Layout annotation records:
++++++++++++++++++++
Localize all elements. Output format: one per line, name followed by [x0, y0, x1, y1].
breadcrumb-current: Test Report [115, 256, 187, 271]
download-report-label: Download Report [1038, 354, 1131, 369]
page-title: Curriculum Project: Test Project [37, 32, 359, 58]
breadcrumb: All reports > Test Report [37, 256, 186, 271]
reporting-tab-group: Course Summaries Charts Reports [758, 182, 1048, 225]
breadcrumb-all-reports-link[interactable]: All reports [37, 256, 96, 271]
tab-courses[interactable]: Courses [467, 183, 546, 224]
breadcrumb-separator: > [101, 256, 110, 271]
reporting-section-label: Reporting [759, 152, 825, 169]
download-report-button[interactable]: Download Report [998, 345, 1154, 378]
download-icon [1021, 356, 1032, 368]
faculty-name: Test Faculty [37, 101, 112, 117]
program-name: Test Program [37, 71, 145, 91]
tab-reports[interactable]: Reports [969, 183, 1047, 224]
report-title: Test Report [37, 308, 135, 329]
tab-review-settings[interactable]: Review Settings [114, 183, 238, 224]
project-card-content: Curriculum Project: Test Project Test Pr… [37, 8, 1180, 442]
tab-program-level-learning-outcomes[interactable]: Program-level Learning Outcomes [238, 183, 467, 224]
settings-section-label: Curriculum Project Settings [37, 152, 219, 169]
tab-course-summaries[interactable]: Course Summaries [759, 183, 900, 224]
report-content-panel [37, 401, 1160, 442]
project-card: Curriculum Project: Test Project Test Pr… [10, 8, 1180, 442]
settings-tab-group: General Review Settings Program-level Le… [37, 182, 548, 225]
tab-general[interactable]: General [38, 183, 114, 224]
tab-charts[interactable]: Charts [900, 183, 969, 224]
++++++++++++++++++++
### Instructions to follow
Copy the entries word for word, from the very first line down through the line containing "faculty-name: Test Faculty", and include both of those lines.

### Response
Localize all elements. Output format: one per line, name followed by [x0, y0, x1, y1].
breadcrumb-current: Test Report [115, 256, 187, 271]
download-report-label: Download Report [1038, 354, 1131, 369]
page-title: Curriculum Project: Test Project [37, 32, 359, 58]
breadcrumb: All reports > Test Report [37, 256, 186, 271]
reporting-tab-group: Course Summaries Charts Reports [758, 182, 1048, 225]
breadcrumb-all-reports-link[interactable]: All reports [37, 256, 96, 271]
tab-courses[interactable]: Courses [467, 183, 546, 224]
breadcrumb-separator: > [101, 256, 110, 271]
reporting-section-label: Reporting [759, 152, 825, 169]
download-report-button[interactable]: Download Report [998, 345, 1154, 378]
download-icon [1021, 356, 1032, 368]
faculty-name: Test Faculty [37, 101, 112, 117]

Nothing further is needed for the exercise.